Data excerpts:
___

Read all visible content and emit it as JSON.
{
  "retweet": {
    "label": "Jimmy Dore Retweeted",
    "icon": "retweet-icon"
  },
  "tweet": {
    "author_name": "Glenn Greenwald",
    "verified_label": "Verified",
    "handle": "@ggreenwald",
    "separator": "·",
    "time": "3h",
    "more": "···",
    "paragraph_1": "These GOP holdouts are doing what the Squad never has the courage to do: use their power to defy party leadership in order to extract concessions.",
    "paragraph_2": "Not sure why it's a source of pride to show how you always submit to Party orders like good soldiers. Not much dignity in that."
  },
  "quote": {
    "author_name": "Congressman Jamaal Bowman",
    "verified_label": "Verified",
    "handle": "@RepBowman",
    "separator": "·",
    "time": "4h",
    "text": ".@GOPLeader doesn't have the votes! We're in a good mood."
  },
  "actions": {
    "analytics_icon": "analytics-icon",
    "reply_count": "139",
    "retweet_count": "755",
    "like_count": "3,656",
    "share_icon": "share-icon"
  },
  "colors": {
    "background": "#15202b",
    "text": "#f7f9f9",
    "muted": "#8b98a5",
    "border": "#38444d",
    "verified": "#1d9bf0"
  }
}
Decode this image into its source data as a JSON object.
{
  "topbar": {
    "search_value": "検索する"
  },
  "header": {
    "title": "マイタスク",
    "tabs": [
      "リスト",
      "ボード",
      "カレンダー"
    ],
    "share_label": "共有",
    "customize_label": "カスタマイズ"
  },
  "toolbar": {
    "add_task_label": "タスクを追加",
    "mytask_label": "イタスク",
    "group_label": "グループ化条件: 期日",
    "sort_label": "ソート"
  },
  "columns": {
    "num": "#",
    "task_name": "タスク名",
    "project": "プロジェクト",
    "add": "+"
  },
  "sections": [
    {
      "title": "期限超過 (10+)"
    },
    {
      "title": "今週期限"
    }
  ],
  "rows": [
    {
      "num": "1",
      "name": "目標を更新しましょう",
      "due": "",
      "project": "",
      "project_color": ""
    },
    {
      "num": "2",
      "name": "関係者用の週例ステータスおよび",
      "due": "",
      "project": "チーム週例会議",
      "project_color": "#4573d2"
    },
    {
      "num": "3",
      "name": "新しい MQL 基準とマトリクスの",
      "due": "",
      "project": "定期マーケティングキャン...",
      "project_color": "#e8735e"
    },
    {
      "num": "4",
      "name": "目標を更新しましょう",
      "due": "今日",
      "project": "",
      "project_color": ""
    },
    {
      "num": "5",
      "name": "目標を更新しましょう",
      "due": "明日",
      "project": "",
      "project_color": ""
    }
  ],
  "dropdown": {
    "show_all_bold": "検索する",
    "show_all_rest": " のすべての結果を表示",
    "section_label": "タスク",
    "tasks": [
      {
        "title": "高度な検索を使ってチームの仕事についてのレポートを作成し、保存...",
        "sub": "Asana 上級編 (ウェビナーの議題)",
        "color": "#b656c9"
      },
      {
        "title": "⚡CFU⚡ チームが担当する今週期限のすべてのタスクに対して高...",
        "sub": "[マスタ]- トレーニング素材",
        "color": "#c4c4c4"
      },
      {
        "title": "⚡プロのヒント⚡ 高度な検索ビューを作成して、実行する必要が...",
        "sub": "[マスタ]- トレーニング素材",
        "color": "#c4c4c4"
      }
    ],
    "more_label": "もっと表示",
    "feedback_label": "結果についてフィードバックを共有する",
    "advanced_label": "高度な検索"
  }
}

___

### WRITTEN REQUEST:
Starting from the line containing "Decode this image" and ending with the final line of the data, reproduce each line exactly as it appears, including no other lines.

### OUTPUT OF THE TASK:
Decode this image into its source data as a JSON object.
{
  "topbar": {
    "search_value": "検索する"
  },
  "header": {
    "title": "マイタスク",
    "tabs": [
      "リスト",
      "ボード",
      "カレンダー"
    ],
    "share_label": "共有",
    "customize_label": "カスタマイズ"
  },
  "toolbar": {
    "add_task_label": "タスクを追加",
    "mytask_label": "イタスク",
    "group_label": "グループ化条件: 期日",
    "sort_label": "ソート"
  },
  "columns": {
    "num": "#",
    "task_name": "タスク名",
    "project": "プロジェクト",
    "add": "+"
  },
  "sections": [
    {
      "title": "期限超過 (10+)"
    },
    {
      "title": "今週期限"
    }
  ],
  "rows": [
    {
      "num": "1",
      "name": "目標を更新しましょう",
      "due": "",
      "project": "",
      "project_color": ""
    },
    {
      "num": "2",
      "name": "関係者用の週例ステータスおよび",
      "due": "",
      "project": "チーム週例会議",
      "project_color": "#4573d2"
    },
    {
      "num": "3",
      "name": "新しい MQL 基準とマトリクスの",
      "due": "",
      "project": "定期マーケティングキャン...",
      "project_color": "#e8735e"
    },
    {
      "num": "4",
      "name": "目標を更新しましょう",
      "due": "今日",
      "project": "",
      "project_color": ""
    },
    {
      "num": "5",
      "name": "目標を更新しましょう",
      "due": "明日",
      "project": "",
      "project_color": ""
    }
  ],
  "dropdown": {
    "show_all_bold": "検索する",
    "show_all_rest": " のすべての結果を表示",
    "section_label": "タスク",
    "tasks": [
      {
        "title": "高度な検索を使ってチームの仕事についてのレポートを作成し、保存...",
        "sub": "Asana 上級編 (ウェビナーの議題)",
        "color": "#b656c9"
      },
      {
        "title": "⚡CFU⚡ チームが担当する今週期限のすべてのタスクに対して高...",
        "sub": "[マスタ]- トレーニング素材",
        "color": "#c4c4c4"
      },
      {
        "title": "⚡プロのヒント⚡ 高度な検索ビューを作成して、実行する必要が...",
        "sub": "[マスタ]- トレーニング素材",
        "color": "#c4c4c4"
      }
    ],
    "more_label": "もっと表示",
    "feedback_label": "結果についてフィードバックを共有する",
    "advanced_label": "高度な検索"
  }
}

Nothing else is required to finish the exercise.